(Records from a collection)
#####
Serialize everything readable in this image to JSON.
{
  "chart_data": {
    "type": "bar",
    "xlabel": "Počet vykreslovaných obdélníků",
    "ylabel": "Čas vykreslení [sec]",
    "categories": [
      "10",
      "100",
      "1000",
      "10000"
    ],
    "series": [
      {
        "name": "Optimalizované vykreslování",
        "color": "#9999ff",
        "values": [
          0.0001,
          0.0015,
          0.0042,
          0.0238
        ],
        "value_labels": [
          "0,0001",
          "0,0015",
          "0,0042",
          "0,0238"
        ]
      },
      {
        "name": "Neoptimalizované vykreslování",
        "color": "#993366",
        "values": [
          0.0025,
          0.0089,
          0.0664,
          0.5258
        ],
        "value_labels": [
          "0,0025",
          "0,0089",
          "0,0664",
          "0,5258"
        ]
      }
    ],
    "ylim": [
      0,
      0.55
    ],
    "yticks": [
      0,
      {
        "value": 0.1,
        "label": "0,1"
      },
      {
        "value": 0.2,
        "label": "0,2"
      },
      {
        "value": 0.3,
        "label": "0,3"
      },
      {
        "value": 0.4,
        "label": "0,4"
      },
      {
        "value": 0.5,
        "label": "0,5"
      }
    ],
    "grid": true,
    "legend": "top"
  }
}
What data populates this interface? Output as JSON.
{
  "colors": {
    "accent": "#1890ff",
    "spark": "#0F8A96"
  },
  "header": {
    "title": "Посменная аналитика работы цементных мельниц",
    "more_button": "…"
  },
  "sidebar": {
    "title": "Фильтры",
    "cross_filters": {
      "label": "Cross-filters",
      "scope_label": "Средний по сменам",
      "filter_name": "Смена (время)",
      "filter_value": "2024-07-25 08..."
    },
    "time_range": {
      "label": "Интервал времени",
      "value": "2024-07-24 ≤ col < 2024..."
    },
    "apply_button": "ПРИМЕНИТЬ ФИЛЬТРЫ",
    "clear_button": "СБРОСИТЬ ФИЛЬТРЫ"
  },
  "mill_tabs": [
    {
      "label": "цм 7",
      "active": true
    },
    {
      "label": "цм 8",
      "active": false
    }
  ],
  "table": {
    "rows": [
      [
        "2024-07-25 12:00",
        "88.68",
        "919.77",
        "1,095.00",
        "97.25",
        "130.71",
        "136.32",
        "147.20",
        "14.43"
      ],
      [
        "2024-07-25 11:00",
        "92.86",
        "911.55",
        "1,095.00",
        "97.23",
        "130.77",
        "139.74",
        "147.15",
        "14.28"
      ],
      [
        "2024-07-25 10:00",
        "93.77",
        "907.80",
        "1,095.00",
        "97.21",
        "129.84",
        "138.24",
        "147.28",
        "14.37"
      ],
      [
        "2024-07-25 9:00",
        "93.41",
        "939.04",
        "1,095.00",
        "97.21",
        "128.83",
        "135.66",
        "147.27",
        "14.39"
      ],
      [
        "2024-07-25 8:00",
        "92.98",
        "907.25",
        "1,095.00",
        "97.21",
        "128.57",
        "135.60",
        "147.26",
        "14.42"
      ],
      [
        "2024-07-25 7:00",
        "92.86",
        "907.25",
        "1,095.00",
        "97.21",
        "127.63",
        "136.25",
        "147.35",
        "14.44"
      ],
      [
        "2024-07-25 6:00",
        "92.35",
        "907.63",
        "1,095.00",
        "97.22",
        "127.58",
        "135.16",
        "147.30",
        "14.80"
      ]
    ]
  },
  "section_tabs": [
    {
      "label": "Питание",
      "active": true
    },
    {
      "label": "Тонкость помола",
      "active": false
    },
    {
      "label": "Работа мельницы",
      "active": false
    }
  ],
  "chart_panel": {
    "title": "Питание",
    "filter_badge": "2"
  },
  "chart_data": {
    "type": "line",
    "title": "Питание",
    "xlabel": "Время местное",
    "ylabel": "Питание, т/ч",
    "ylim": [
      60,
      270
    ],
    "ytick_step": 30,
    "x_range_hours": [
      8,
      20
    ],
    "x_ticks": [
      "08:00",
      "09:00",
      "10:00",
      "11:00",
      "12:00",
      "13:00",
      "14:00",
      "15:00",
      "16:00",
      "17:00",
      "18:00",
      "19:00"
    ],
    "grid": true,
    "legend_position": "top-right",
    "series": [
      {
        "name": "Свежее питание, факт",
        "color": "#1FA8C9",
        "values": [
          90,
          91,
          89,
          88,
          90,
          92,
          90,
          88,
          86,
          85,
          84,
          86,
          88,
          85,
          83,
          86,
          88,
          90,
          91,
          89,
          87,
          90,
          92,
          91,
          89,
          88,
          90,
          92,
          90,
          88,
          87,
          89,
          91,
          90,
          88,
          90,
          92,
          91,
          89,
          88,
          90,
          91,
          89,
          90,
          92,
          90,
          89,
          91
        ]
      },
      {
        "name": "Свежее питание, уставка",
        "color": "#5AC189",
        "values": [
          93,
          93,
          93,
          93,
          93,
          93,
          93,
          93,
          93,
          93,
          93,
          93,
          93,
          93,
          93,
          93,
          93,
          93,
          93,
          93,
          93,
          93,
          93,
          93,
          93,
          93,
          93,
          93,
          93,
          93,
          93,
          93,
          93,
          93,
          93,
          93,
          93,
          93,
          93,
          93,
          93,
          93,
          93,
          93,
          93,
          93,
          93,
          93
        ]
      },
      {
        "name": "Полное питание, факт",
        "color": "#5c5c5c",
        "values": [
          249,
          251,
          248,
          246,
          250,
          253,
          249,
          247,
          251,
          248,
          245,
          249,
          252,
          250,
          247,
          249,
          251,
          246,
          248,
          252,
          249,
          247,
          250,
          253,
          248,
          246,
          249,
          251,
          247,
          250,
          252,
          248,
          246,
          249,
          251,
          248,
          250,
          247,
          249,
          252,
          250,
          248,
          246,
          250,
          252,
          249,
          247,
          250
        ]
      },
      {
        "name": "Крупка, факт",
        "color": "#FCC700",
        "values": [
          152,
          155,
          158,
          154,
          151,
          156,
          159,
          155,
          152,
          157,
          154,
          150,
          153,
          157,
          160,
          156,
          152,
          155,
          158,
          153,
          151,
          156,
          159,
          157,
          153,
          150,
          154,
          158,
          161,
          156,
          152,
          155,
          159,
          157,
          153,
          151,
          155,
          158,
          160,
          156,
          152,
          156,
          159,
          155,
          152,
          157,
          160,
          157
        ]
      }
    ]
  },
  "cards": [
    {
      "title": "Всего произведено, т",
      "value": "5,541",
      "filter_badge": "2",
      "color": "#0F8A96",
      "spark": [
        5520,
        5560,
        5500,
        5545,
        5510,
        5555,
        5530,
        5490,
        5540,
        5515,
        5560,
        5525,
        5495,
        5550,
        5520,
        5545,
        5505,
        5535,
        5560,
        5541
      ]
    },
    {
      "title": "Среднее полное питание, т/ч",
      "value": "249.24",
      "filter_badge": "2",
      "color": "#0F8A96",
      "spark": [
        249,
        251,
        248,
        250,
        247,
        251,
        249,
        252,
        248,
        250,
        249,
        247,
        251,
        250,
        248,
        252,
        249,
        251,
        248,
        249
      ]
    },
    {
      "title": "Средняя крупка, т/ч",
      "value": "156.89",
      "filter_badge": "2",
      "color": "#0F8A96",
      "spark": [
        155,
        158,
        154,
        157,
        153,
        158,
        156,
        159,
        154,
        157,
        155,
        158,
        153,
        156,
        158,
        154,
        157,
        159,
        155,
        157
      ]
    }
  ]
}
#####
**Task statement**. Extract every entry above as it appears.

**Exercise solution**.
Serialize everything readable in this image to JSON.
{
  "chart_data": {
    "type": "bar",
    "xlabel": "Počet vykreslovaných obdélníků",
    "ylabel": "Čas vykreslení [sec]",
    "categories": [
      "10",
      "100",
      "1000",
      "10000"
    ],
    "series": [
      {
        "name": "Optimalizované vykreslování",
        "color": "#9999ff",
        "values": [
          0.0001,
          0.0015,
          0.0042,
          0.0238
        ],
        "value_labels": [
          "0,0001",
          "0,0015",
          "0,0042",
          "0,0238"
        ]
      },
      {
        "name": "Neoptimalizované vykreslování",
        "color": "#993366",
        "values": [
          0.0025,
          0.0089,
          0.0664,
          0.5258
        ],
        "value_labels": [
          "0,0025",
          "0,0089",
          "0,0664",
          "0,5258"
        ]
      }
    ],
    "ylim": [
      0,
      0.55
    ],
    "yticks": [
      0,
      {
        "value": 0.1,
        "label": "0,1"
      },
      {
        "value": 0.2,
        "label": "0,2"
      },
      {
        "value": 0.3,
        "label": "0,3"
      },
      {
        "value": 0.4,
        "label": "0,4"
      },
      {
        "value": 0.5,
        "label": "0,5"
      }
    ],
    "grid": true,
    "legend": "top"
  }
}
What data populates this interface? Output as JSON.
{
  "colors": {
    "accent": "#1890ff",
    "spark": "#0F8A96"
  },
  "header": {
    "title": "Посменная аналитика работы цементных мельниц",
    "more_button": "…"
  },
  "sidebar": {
    "title": "Фильтры",
    "cross_filters": {
      "label": "Cross-filters",
      "scope_label": "Средний по сменам",
      "filter_name": "Смена (время)",
      "filter_value": "2024-07-25 08..."
    },
    "time_range": {
      "label": "Интервал времени",
      "value": "2024-07-24 ≤ col < 2024..."
    },
    "apply_button": "ПРИМЕНИТЬ ФИЛЬТРЫ",
    "clear_button": "СБРОСИТЬ ФИЛЬТРЫ"
  },
  "mill_tabs": [
    {
      "label": "цм 7",
      "active": true
    },
    {
      "label": "цм 8",
      "active": false
    }
  ],
  "table": {
    "rows": [
      [
        "2024-07-25 12:00",
        "88.68",
        "919.77",
        "1,095.00",
        "97.25",
        "130.71",
        "136.32",
        "147.20",
        "14.43"
      ],
      [
        "2024-07-25 11:00",
        "92.86",
        "911.55",
        "1,095.00",
        "97.23",
        "130.77",
        "139.74",
        "147.15",
        "14.28"
      ],
      [
        "2024-07-25 10:00",
        "93.77",
        "907.80",
        "1,095.00",
        "97.21",
        "129.84",
        "138.24",
        "147.28",
        "14.37"
      ],
      [
        "2024-07-25 9:00",
        "93.41",
        "939.04",
        "1,095.00",
        "97.21",
        "128.83",
        "135.66",
        "147.27",
        "14.39"
      ],
      [
        "2024-07-25 8:00",
        "92.98",
        "907.25",
        "1,095.00",
        "97.21",
        "128.57",
        "135.60",
        "147.26",
        "14.42"
      ],
      [
        "2024-07-25 7:00",
        "92.86",
        "907.25",
        "1,095.00",
        "97.21",
        "127.63",
        "136.25",
        "147.35",
        "14.44"
      ],
      [
        "2024-07-25 6:00",
        "92.35",
        "907.63",
        "1,095.00",
        "97.22",
        "127.58",
        "135.16",
        "147.30",
        "14.80"
      ]
    ]
  },
  "section_tabs": [
    {
      "label": "Питание",
      "active": true
    },
    {
      "label": "Тонкость помола",
      "active": false
    },
    {
      "label": "Работа мельницы",
      "active": false
    }
  ],
  "chart_panel": {
    "title": "Питание",
    "filter_badge": "2"
  },
  "chart_data": {
    "type": "line",
    "title": "Питание",
    "xlabel": "Время местное",
    "ylabel": "Питание, т/ч",
    "ylim": [
      60,
      270
    ],
    "ytick_step": 30,
    "x_range_hours": [
      8,
      20
    ],
    "x_ticks": [
      "08:00",
      "09:00",
      "10:00",
      "11:00",
      "12:00",
      "13:00",
      "14:00",
      "15:00",
      "16:00",
      "17:00",
      "18:00",
      "19:00"
    ],
    "grid": true,
    "legend_position": "top-right",
    "series": [
      {
        "name": "Свежее питание, факт",
        "color": "#1FA8C9",
        "values": [
          90,
          91,
          89,
          88,
          90,
          92,
          90,
          88,
          86,
          85,
          84,
          86,
          88,
          85,
          83,
          86,
          88,
          90,
          91,
          89,
          87,
          90,
          92,
          91,
          89,
          88,
          90,
          92,
          90,
          88,
          87,
          89,
          91,
          90,
          88,
          90,
          92,
          91,
          89,
          88,
          90,
          91,
          89,
          90,
          92,
          90,
          89,
          91
        ]
      },
      {
        "name": "Свежее питание, уставка",
        "color": "#5AC189",
        "values": [
          93,
          93,
          93,
          93,
          93,
          93,
          93,
          93,
          93,
          93,
          93,
          93,
          93,
          93,
          93,
          93,
          93,
          93,
          93,
          93,
          93,
          93,
          93,
          93,
          93,
          93,
          93,
          93,
          93,
          93,
          93,
          93,
          93,
          93,
          93,
          93,
          93,
          93,
          93,
          93,
          93,
          93,
          93,
          93,
          93,
          93,
          93,
          93
        ]
      },
      {
        "name": "Полное питание, факт",
        "color": "#5c5c5c",
        "values": [
          249,
          251,
          248,
          246,
          250,
          253,
          249,
          247,
          251,
          248,
          245,
          249,
          252,
          250,
          247,
          249,
          251,
          246,
          248,
          252,
          249,
          247,
          250,
          253,
          248,
          246,
          249,
          251,
          247,
          250,
          252,
          248,
          246,
          249,
          251,
          248,
          250,
          247,
          249,
          252,
          250,
          248,
          246,
          250,
          252,
          249,
          247,
          250
        ]
      },
      {
        "name": "Крупка, факт",
        "color": "#FCC700",
        "values": [
          152,
          155,
          158,
          154,
          151,
          156,
          159,
          155,
          152,
          157,
          154,
          150,
          153,
          157,
          160,
          156,
          152,
          155,
          158,
          153,
          151,
          156,
          159,
          157,
          153,
          150,
          154,
          158,
          161,
          156,
          152,
          155,
          159,
          157,
          153,
          151,
          155,
          158,
          160,
          156,
          152,
          156,
          159,
          155,
          152,
          157,
          160,
          157
        ]
      }
    ]
  },
  "cards": [
    {
      "title": "Всего произведено, т",
      "value": "5,541",
      "filter_badge": "2",
      "color": "#0F8A96",
      "spark": [
        5520,
        5560,
        5500,
        5545,
        5510,
        5555,
        5530,
        5490,
        5540,
        5515,
        5560,
        5525,
        5495,
        5550,
        5520,
        5545,
        5505,
        5535,
        5560,
        5541
      ]
    },
    {
      "title": "Среднее полное питание, т/ч",
      "value": "249.24",
      "filter_badge": "2",
      "color": "#0F8A96",
      "spark": [
        249,
        251,
        248,
        250,
        247,
        251,
        249,
        252,
        248,
        250,
        249,
        247,
        251,
        250,
        248,
        252,
        249,
        251,
        248,
        249
      ]
    },
    {
      "title": "Средняя крупка, т/ч",
      "value": "156.89",
      "filter_badge": "2",
      "color": "#0F8A96",
      "spark": [
        155,
        158,
        154,
        157,
        153,
        158,
        156,
        159,
        154,
        157,
        155,
        158,
        153,
        156,
        158,
        154,
        157,
        159,
        155,
        157
      ]
    }
  ]
}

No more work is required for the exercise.